**Exercise brief**
Copy every line in which the string "Travel" occurs.

**Material provided**

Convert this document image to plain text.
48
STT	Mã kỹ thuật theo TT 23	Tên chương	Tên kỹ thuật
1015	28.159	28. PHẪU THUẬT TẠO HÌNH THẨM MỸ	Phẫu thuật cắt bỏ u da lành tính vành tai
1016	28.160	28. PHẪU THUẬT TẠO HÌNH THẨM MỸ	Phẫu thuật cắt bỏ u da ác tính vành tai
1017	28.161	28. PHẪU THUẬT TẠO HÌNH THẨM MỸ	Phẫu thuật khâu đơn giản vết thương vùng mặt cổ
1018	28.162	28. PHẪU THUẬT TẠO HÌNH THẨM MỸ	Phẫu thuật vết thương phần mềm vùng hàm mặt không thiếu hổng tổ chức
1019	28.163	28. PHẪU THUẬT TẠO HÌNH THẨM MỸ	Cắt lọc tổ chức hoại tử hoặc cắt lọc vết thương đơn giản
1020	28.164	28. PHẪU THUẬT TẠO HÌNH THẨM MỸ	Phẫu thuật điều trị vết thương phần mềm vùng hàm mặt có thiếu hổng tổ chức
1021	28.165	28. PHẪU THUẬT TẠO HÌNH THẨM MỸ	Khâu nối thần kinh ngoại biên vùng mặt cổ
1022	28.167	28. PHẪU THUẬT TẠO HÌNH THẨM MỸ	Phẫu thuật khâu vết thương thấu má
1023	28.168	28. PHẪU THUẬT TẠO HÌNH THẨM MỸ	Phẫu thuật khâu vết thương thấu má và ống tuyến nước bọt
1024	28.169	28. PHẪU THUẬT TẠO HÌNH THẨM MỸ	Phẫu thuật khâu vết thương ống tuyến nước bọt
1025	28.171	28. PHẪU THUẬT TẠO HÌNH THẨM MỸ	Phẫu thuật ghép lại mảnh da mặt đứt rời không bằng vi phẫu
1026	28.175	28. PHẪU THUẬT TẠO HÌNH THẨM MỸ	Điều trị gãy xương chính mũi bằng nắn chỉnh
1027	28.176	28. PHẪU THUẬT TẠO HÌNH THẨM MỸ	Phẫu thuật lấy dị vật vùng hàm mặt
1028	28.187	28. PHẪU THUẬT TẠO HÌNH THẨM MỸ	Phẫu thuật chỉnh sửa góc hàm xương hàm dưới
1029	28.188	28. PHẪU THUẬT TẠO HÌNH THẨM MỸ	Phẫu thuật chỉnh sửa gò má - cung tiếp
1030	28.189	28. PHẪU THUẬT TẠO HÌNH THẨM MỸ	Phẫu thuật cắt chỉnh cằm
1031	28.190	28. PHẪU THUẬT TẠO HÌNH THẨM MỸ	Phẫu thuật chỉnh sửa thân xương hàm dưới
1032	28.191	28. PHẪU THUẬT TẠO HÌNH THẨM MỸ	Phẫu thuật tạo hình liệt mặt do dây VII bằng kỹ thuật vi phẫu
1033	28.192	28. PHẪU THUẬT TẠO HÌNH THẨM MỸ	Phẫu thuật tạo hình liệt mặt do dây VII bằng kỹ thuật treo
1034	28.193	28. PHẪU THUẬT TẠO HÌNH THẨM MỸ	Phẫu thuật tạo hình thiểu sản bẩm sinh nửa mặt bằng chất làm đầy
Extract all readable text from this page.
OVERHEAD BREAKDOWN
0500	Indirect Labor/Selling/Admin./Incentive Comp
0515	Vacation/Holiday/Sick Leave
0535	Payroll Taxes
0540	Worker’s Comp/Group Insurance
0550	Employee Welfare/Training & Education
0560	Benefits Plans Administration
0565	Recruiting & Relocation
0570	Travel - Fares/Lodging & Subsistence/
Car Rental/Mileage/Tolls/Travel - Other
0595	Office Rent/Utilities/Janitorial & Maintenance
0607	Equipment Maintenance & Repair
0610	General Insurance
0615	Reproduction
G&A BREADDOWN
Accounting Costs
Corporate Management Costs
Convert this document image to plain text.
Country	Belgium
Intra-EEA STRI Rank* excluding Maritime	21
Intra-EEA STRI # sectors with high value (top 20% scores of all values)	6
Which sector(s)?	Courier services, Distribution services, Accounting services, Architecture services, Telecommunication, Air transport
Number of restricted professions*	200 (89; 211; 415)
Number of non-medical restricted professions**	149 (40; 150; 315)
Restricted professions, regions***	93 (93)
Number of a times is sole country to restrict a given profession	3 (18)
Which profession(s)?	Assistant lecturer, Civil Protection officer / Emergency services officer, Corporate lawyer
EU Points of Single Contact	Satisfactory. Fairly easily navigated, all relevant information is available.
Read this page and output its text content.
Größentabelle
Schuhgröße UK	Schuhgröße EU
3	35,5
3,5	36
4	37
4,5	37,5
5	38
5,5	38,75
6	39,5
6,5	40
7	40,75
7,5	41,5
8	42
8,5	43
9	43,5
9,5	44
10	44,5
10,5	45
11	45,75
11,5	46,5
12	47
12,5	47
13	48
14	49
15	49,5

**Task answer**
0570	Travel - Fares/Lodging & Subsistence/
Car Rental/Mileage/Tolls/Travel - Other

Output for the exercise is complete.